→ **What you will do**: Reproduce the data below line for line, without changing anything.

→ **Available records**:
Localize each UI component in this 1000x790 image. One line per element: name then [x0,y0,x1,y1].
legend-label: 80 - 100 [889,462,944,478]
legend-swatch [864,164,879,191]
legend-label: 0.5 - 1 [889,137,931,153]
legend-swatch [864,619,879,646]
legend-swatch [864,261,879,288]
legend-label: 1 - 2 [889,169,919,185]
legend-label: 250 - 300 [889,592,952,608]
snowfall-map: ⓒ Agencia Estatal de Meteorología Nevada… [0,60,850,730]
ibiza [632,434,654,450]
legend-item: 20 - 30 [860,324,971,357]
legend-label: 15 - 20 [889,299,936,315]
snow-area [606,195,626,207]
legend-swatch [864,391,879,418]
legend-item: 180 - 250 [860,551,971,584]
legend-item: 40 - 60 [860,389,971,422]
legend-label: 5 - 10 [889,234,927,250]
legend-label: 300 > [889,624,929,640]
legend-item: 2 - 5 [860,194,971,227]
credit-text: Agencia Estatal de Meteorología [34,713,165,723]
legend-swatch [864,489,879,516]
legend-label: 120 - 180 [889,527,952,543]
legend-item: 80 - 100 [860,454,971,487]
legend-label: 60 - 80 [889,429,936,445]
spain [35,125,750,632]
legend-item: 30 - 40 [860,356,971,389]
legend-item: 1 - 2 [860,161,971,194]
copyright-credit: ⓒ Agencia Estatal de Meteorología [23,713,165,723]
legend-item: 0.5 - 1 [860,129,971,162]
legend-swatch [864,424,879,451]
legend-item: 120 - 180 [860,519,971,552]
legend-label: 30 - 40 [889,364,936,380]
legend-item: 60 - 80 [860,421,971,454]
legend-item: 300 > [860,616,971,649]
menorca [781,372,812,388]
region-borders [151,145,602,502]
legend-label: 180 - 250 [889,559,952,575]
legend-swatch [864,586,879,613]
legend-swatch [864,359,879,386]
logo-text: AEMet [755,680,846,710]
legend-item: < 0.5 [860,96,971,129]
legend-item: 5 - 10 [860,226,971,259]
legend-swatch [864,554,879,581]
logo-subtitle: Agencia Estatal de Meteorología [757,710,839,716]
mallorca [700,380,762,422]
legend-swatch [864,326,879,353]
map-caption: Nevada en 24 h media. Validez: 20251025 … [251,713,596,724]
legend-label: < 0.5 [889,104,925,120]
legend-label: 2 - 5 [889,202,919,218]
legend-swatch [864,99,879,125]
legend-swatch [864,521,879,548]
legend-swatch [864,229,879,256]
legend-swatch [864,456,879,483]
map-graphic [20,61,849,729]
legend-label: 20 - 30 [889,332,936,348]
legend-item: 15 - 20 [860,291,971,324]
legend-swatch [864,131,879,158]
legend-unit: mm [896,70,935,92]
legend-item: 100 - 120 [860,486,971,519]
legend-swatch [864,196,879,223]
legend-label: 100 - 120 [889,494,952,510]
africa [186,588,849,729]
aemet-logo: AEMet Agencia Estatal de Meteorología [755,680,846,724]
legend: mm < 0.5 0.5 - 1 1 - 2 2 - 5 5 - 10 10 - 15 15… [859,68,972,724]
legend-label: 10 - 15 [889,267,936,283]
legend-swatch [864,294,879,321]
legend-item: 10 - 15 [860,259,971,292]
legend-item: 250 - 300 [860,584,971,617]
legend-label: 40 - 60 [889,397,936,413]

→ **Solution**:
Localize each UI component in this 1000x790 image. One line per element: name then [x0,y0,x1,y1].
legend-label: 80 - 100 [889,462,944,478]
legend-swatch [864,164,879,191]
legend-label: 0.5 - 1 [889,137,931,153]
legend-swatch [864,619,879,646]
legend-swatch [864,261,879,288]
legend-label: 1 - 2 [889,169,919,185]
legend-label: 250 - 300 [889,592,952,608]
snowfall-map: ⓒ Agencia Estatal de Meteorología Nevada… [0,60,850,730]
ibiza [632,434,654,450]
legend-item: 20 - 30 [860,324,971,357]
legend-label: 15 - 20 [889,299,936,315]
snow-area [606,195,626,207]
legend-swatch [864,391,879,418]
legend-item: 180 - 250 [860,551,971,584]
legend-item: 40 - 60 [860,389,971,422]
legend-label: 5 - 10 [889,234,927,250]
legend-label: 300 > [889,624,929,640]
legend-item: 2 - 5 [860,194,971,227]
credit-text: Agencia Estatal de Meteorología [34,713,165,723]
legend-swatch [864,489,879,516]
legend-label: 120 - 180 [889,527,952,543]
legend-item: 80 - 100 [860,454,971,487]
legend-label: 60 - 80 [889,429,936,445]
spain [35,125,750,632]
legend-item: 30 - 40 [860,356,971,389]
legend-item: 1 - 2 [860,161,971,194]
copyright-credit: ⓒ Agencia Estatal de Meteorología [23,713,165,723]
legend-item: 0.5 - 1 [860,129,971,162]
legend-swatch [864,424,879,451]
legend-item: 120 - 180 [860,519,971,552]
legend-label: 30 - 40 [889,364,936,380]
legend-item: 60 - 80 [860,421,971,454]
legend-item: 300 > [860,616,971,649]
menorca [781,372,812,388]
region-borders [151,145,602,502]
legend-label: 180 - 250 [889,559,952,575]
legend-swatch [864,586,879,613]
legend-swatch [864,359,879,386]
logo-text: AEMet [755,680,846,710]
legend-item: < 0.5 [860,96,971,129]
legend-item: 5 - 10 [860,226,971,259]
legend-swatch [864,554,879,581]
logo-subtitle: Agencia Estatal de Meteorología [757,710,839,716]
mallorca [700,380,762,422]
legend-swatch [864,326,879,353]
map-caption: Nevada en 24 h media. Validez: 20251025 … [251,713,596,724]
legend-label: < 0.5 [889,104,925,120]
legend-label: 2 - 5 [889,202,919,218]
legend-swatch [864,99,879,125]
legend-swatch [864,521,879,548]
legend-swatch [864,229,879,256]
legend-swatch [864,456,879,483]
map-graphic [20,61,849,729]
legend-label: 20 - 30 [889,332,936,348]
legend-item: 15 - 20 [860,291,971,324]
legend-swatch [864,131,879,158]
legend-unit: mm [896,70,935,92]
legend-item: 100 - 120 [860,486,971,519]
legend-swatch [864,196,879,223]
legend-label: 100 - 120 [889,494,952,510]
africa [186,588,849,729]
aemet-logo: AEMet Agencia Estatal de Meteorología [755,680,846,724]
legend: mm < 0.5 0.5 - 1 1 - 2 2 - 5 5 - 10 10 - 15 15… [859,68,972,724]
legend-label: 10 - 15 [889,267,936,283]
legend-swatch [864,294,879,321]
legend-item: 10 - 15 [860,259,971,292]
legend-item: 250 - 300 [860,584,971,617]
legend-label: 40 - 60 [889,397,936,413]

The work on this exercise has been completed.